Without the pictures, repeat the listing character for character.

■ ■ ■

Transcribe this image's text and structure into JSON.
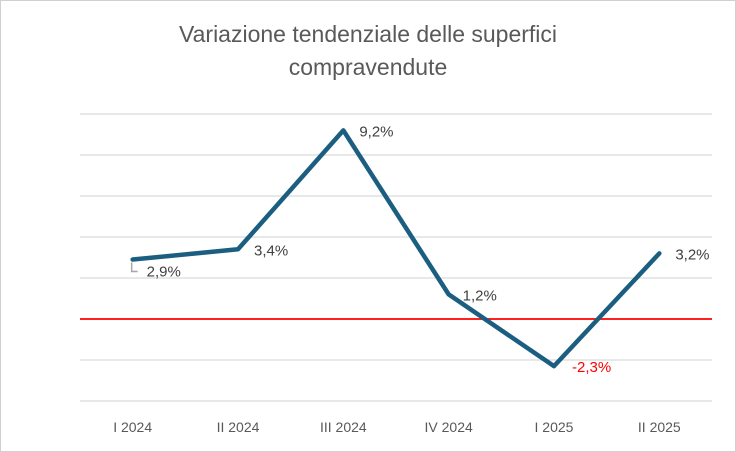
{
  "chart_data": {
    "type": "line",
    "title": "Variazione tendenziale delle superfici compravendute",
    "title_lines": [
      "Variazione tendenziale delle superfici",
      "compravendute"
    ],
    "categories": [
      "I 2024",
      "II 2024",
      "III 2024",
      "IV 2024",
      "I 2025",
      "II 2025"
    ],
    "series": [
      {
        "name": "Variazione tendenziale",
        "values": [
          2.9,
          3.4,
          9.2,
          1.2,
          -2.3,
          3.2
        ]
      }
    ],
    "data_labels": [
      "2,9%",
      "3,4%",
      "9,2%",
      "1,2%",
      "-2,3%",
      "3,2%"
    ],
    "ylim": [
      -4,
      10
    ],
    "ytick_step": 2,
    "grid": true,
    "reference_line": 0,
    "xlabel": "",
    "ylabel": "",
    "colors": {
      "line": "#1b5e80",
      "reference": "#ff0000",
      "negative_label": "#ff0000",
      "label": "#404040",
      "grid": "#d9d9d9"
    }
  }
}
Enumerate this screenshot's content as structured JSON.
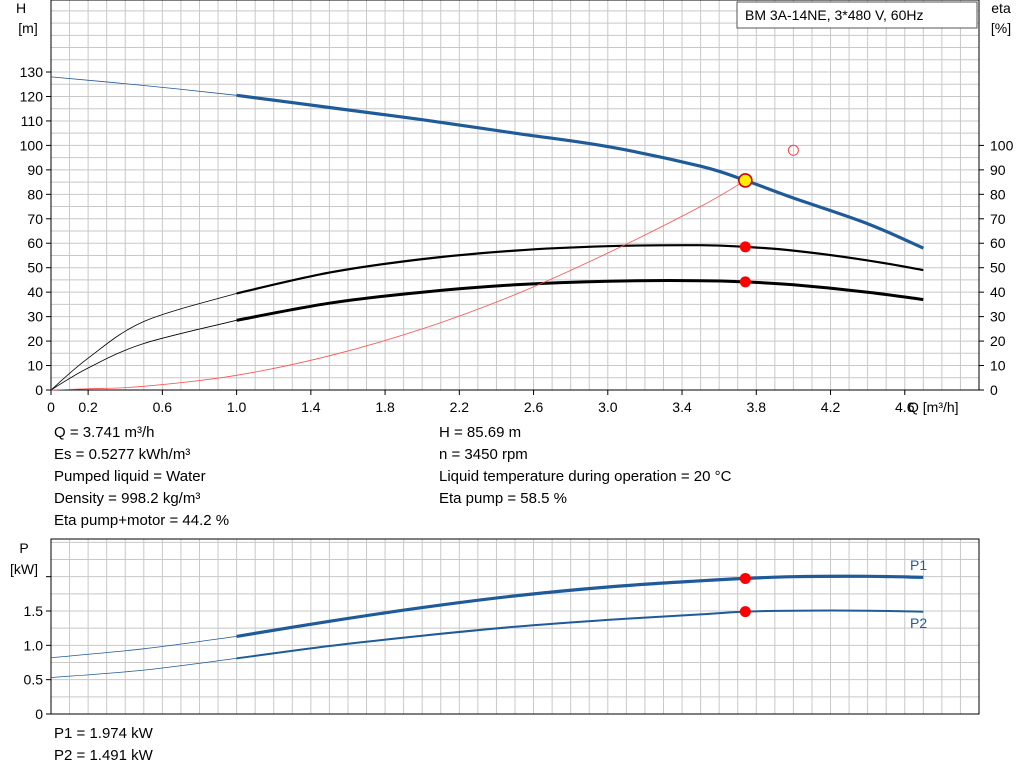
{
  "chart_data": [
    {
      "type": "line",
      "title": "BM 3A-14NE, 3*480 V, 60Hz",
      "xlabel": "Q [m³/h]",
      "ylabel_left": [
        "H",
        "[m]"
      ],
      "ylabel_right": [
        "eta",
        "[%]"
      ],
      "xlim": [
        0,
        5.0
      ],
      "ylim_left": [
        0,
        140
      ],
      "ylim_right": [
        0,
        140
      ],
      "x_ticks": [
        "0",
        "0.2",
        "0.6",
        "1.0",
        "1.4",
        "1.8",
        "2.2",
        "2.6",
        "3.0",
        "3.4",
        "3.8",
        "4.2",
        "4.6"
      ],
      "x_tick_values": [
        0,
        0.2,
        0.6,
        1.0,
        1.4,
        1.8,
        2.2,
        2.6,
        3.0,
        3.4,
        3.8,
        4.2,
        4.6
      ],
      "y_ticks_left": [
        "0",
        "10",
        "20",
        "30",
        "40",
        "50",
        "60",
        "70",
        "80",
        "90",
        "100",
        "110",
        "120",
        "130"
      ],
      "y_tick_values_left": [
        0,
        10,
        20,
        30,
        40,
        50,
        60,
        70,
        80,
        90,
        100,
        110,
        120,
        130
      ],
      "y_ticks_right": [
        "0",
        "10",
        "20",
        "30",
        "40",
        "50",
        "60",
        "70",
        "80",
        "90",
        "100"
      ],
      "y_tick_values_right": [
        0,
        10,
        20,
        30,
        40,
        50,
        60,
        70,
        80,
        90,
        100
      ],
      "grid": true,
      "series": [
        {
          "key": "H",
          "x": [
            0,
            0.5,
            1.0,
            1.5,
            2.0,
            2.5,
            3.0,
            3.5,
            3.741,
            4.0,
            4.4,
            4.7
          ],
          "values": [
            128,
            124.5,
            120.5,
            115.5,
            110.5,
            105,
            99.5,
            91.5,
            85.69,
            78.5,
            68,
            58
          ],
          "color": "#1f5a99",
          "operating_range": [
            1.0,
            4.7
          ]
        },
        {
          "key": "Eta pump",
          "x": [
            0,
            0.2,
            0.5,
            1.0,
            1.5,
            2.0,
            2.5,
            3.0,
            3.5,
            3.741,
            4.0,
            4.4,
            4.7
          ],
          "values": [
            0,
            13,
            28,
            39.5,
            48,
            53.5,
            57,
            58.8,
            59.2,
            58.5,
            57,
            53,
            49
          ],
          "color": "#000000",
          "operating_range": [
            1.0,
            4.7
          ]
        },
        {
          "key": "Eta pump+motor",
          "x": [
            0,
            0.2,
            0.5,
            1.0,
            1.5,
            2.0,
            2.5,
            3.0,
            3.5,
            3.741,
            4.0,
            4.4,
            4.7
          ],
          "values": [
            0,
            9,
            19,
            28.5,
            35.5,
            40,
            43,
            44.5,
            44.7,
            44.2,
            43,
            40,
            37
          ],
          "color": "#000000",
          "operating_range": [
            1.0,
            4.7
          ]
        },
        {
          "key": "System curve",
          "x": [
            0,
            0.2,
            0.5,
            1.0,
            1.5,
            2.0,
            2.5,
            3.0,
            3.5,
            3.741
          ],
          "values": [
            0,
            0.5,
            1.5,
            6,
            14,
            25,
            39,
            56,
            75,
            85.69
          ],
          "color": "#ff5050"
        }
      ],
      "operating_point": {
        "x": 3.741,
        "y": 85.69
      },
      "eta_points": [
        {
          "x": 3.741,
          "y": 58.5
        },
        {
          "x": 3.741,
          "y": 44.2
        }
      ],
      "requested_point": {
        "x": 4.0,
        "y": 98
      }
    },
    {
      "type": "line",
      "ylabel": [
        "P",
        "[kW]"
      ],
      "xlim": [
        0,
        5.0
      ],
      "ylim": [
        0,
        2.4
      ],
      "y_ticks": [
        "0",
        "0.5",
        "1.0",
        "1.5"
      ],
      "y_tick_values": [
        0,
        0.5,
        1.0,
        1.5
      ],
      "grid": true,
      "series": [
        {
          "key": "P1",
          "label": "P1",
          "x": [
            0,
            0.5,
            1.0,
            1.5,
            2.0,
            2.5,
            3.0,
            3.5,
            3.741,
            4.0,
            4.4,
            4.7
          ],
          "values": [
            0.82,
            0.95,
            1.13,
            1.35,
            1.55,
            1.72,
            1.85,
            1.94,
            1.974,
            2.0,
            2.005,
            1.99
          ],
          "color": "#1f5a99",
          "operating_range": [
            1.0,
            4.7
          ]
        },
        {
          "key": "P2",
          "label": "P2",
          "x": [
            0,
            0.5,
            1.0,
            1.5,
            2.0,
            2.5,
            3.0,
            3.5,
            3.741,
            4.0,
            4.4,
            4.7
          ],
          "values": [
            0.53,
            0.64,
            0.81,
            0.99,
            1.14,
            1.27,
            1.37,
            1.45,
            1.491,
            1.505,
            1.505,
            1.49
          ],
          "color": "#1f5a99",
          "operating_range": [
            1.0,
            4.7
          ]
        }
      ],
      "operating_points": [
        {
          "x": 3.741,
          "y": 1.974
        },
        {
          "x": 3.741,
          "y": 1.491
        }
      ]
    }
  ],
  "duty_info": {
    "left": [
      "Q = 3.741 m³/h",
      "Es = 0.5277 kWh/m³",
      "Pumped liquid = Water",
      "Density = 998.2 kg/m³",
      "Eta pump+motor = 44.2 %"
    ],
    "right": [
      "H = 85.69 m",
      "n = 3450 rpm",
      "Liquid temperature during operation = 20 °C",
      "Eta pump = 58.5 %"
    ]
  },
  "power_info": [
    "P1 = 1.974 kW",
    "P2 = 1.491 kW"
  ]
}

■ ■ ■

ANSWER BELOW:
Transcribe this image's text and structure into JSON.
{
  "chart_data": {
    "type": "line",
    "title": "Variazione tendenziale delle superfici compravendute",
    "title_lines": [
      "Variazione tendenziale delle superfici",
      "compravendute"
    ],
    "categories": [
      "I 2024",
      "II 2024",
      "III 2024",
      "IV 2024",
      "I 2025",
      "II 2025"
    ],
    "series": [
      {
        "name": "Variazione tendenziale",
        "values": [
          2.9,
          3.4,
          9.2,
          1.2,
          -2.3,
          3.2
        ]
      }
    ],
    "data_labels": [
      "2,9%",
      "3,4%",
      "9,2%",
      "1,2%",
      "-2,3%",
      "3,2%"
    ],
    "ylim": [
      -4,
      10
    ],
    "ytick_step": 2,
    "grid": true,
    "reference_line": 0,
    "xlabel": "",
    "ylabel": "",
    "colors": {
      "line": "#1b5e80",
      "reference": "#ff0000",
      "negative_label": "#ff0000",
      "label": "#404040",
      "grid": "#d9d9d9"
    }
  }
}
Enumerate this screenshot's content as structured JSON.
{
  "chart_data": [
    {
      "type": "line",
      "title": "BM 3A-14NE, 3*480 V, 60Hz",
      "xlabel": "Q [m³/h]",
      "ylabel_left": [
        "H",
        "[m]"
      ],
      "ylabel_right": [
        "eta",
        "[%]"
      ],
      "xlim": [
        0,
        5.0
      ],
      "ylim_left": [
        0,
        140
      ],
      "ylim_right": [
        0,
        140
      ],
      "x_ticks": [
        "0",
        "0.2",
        "0.6",
        "1.0",
        "1.4",
        "1.8",
        "2.2",
        "2.6",
        "3.0",
        "3.4",
        "3.8",
        "4.2",
        "4.6"
      ],
      "x_tick_values": [
        0,
        0.2,
        0.6,
        1.0,
        1.4,
        1.8,
        2.2,
        2.6,
        3.0,
        3.4,
        3.8,
        4.2,
        4.6
      ],
      "y_ticks_left": [
        "0",
        "10",
        "20",
        "30",
        "40",
        "50",
        "60",
        "70",
        "80",
        "90",
        "100",
        "110",
        "120",
        "130"
      ],
      "y_tick_values_left": [
        0,
        10,
        20,
        30,
        40,
        50,
        60,
        70,
        80,
        90,
        100,
        110,
        120,
        130
      ],
      "y_ticks_right": [
        "0",
        "10",
        "20",
        "30",
        "40",
        "50",
        "60",
        "70",
        "80",
        "90",
        "100"
      ],
      "y_tick_values_right": [
        0,
        10,
        20,
        30,
        40,
        50,
        60,
        70,
        80,
        90,
        100
      ],
      "grid": true,
      "series": [
        {
          "key": "H",
          "x": [
            0,
            0.5,
            1.0,
            1.5,
            2.0,
            2.5,
            3.0,
            3.5,
            3.741,
            4.0,
            4.4,
            4.7
          ],
          "values": [
            128,
            124.5,
            120.5,
            115.5,
            110.5,
            105,
            99.5,
            91.5,
            85.69,
            78.5,
            68,
            58
          ],
          "color": "#1f5a99",
          "operating_range": [
            1.0,
            4.7
          ]
        },
        {
          "key": "Eta pump",
          "x": [
            0,
            0.2,
            0.5,
            1.0,
            1.5,
            2.0,
            2.5,
            3.0,
            3.5,
            3.741,
            4.0,
            4.4,
            4.7
          ],
          "values": [
            0,
            13,
            28,
            39.5,
            48,
            53.5,
            57,
            58.8,
            59.2,
            58.5,
            57,
            53,
            49
          ],
          "color": "#000000",
          "operating_range": [
            1.0,
            4.7
          ]
        },
        {
          "key": "Eta pump+motor",
          "x": [
            0,
            0.2,
            0.5,
            1.0,
            1.5,
            2.0,
            2.5,
            3.0,
            3.5,
            3.741,
            4.0,
            4.4,
            4.7
          ],
          "values": [
            0,
            9,
            19,
            28.5,
            35.5,
            40,
            43,
            44.5,
            44.7,
            44.2,
            43,
            40,
            37
          ],
          "color": "#000000",
          "operating_range": [
            1.0,
            4.7
          ]
        },
        {
          "key": "System curve",
          "x": [
            0,
            0.2,
            0.5,
            1.0,
            1.5,
            2.0,
            2.5,
            3.0,
            3.5,
            3.741
          ],
          "values": [
            0,
            0.5,
            1.5,
            6,
            14,
            25,
            39,
            56,
            75,
            85.69
          ],
          "color": "#ff5050"
        }
      ],
      "operating_point": {
        "x": 3.741,
        "y": 85.69
      },
      "eta_points": [
        {
          "x": 3.741,
          "y": 58.5
        },
        {
          "x": 3.741,
          "y": 44.2
        }
      ],
      "requested_point": {
        "x": 4.0,
        "y": 98
      }
    },
    {
      "type": "line",
      "ylabel": [
        "P",
        "[kW]"
      ],
      "xlim": [
        0,
        5.0
      ],
      "ylim": [
        0,
        2.4
      ],
      "y_ticks": [
        "0",
        "0.5",
        "1.0",
        "1.5"
      ],
      "y_tick_values": [
        0,
        0.5,
        1.0,
        1.5
      ],
      "grid": true,
      "series": [
        {
          "key": "P1",
          "label": "P1",
          "x": [
            0,
            0.5,
            1.0,
            1.5,
            2.0,
            2.5,
            3.0,
            3.5,
            3.741,
            4.0,
            4.4,
            4.7
          ],
          "values": [
            0.82,
            0.95,
            1.13,
            1.35,
            1.55,
            1.72,
            1.85,
            1.94,
            1.974,
            2.0,
            2.005,
            1.99
          ],
          "color": "#1f5a99",
          "operating_range": [
            1.0,
            4.7
          ]
        },
        {
          "key": "P2",
          "label": "P2",
          "x": [
            0,
            0.5,
            1.0,
            1.5,
            2.0,
            2.5,
            3.0,
            3.5,
            3.741,
            4.0,
            4.4,
            4.7
          ],
          "values": [
            0.53,
            0.64,
            0.81,
            0.99,
            1.14,
            1.27,
            1.37,
            1.45,
            1.491,
            1.505,
            1.505,
            1.49
          ],
          "color": "#1f5a99",
          "operating_range": [
            1.0,
            4.7
          ]
        }
      ],
      "operating_points": [
        {
          "x": 3.741,
          "y": 1.974
        },
        {
          "x": 3.741,
          "y": 1.491
        }
      ]
    }
  ],
  "duty_info": {
    "left": [
      "Q = 3.741 m³/h",
      "Es = 0.5277 kWh/m³",
      "Pumped liquid = Water",
      "Density = 998.2 kg/m³",
      "Eta pump+motor = 44.2 %"
    ],
    "right": [
      "H = 85.69 m",
      "n = 3450 rpm",
      "Liquid temperature during operation = 20 °C",
      "Eta pump = 58.5 %"
    ]
  },
  "power_info": [
    "P1 = 1.974 kW",
    "P2 = 1.491 kW"
  ]
}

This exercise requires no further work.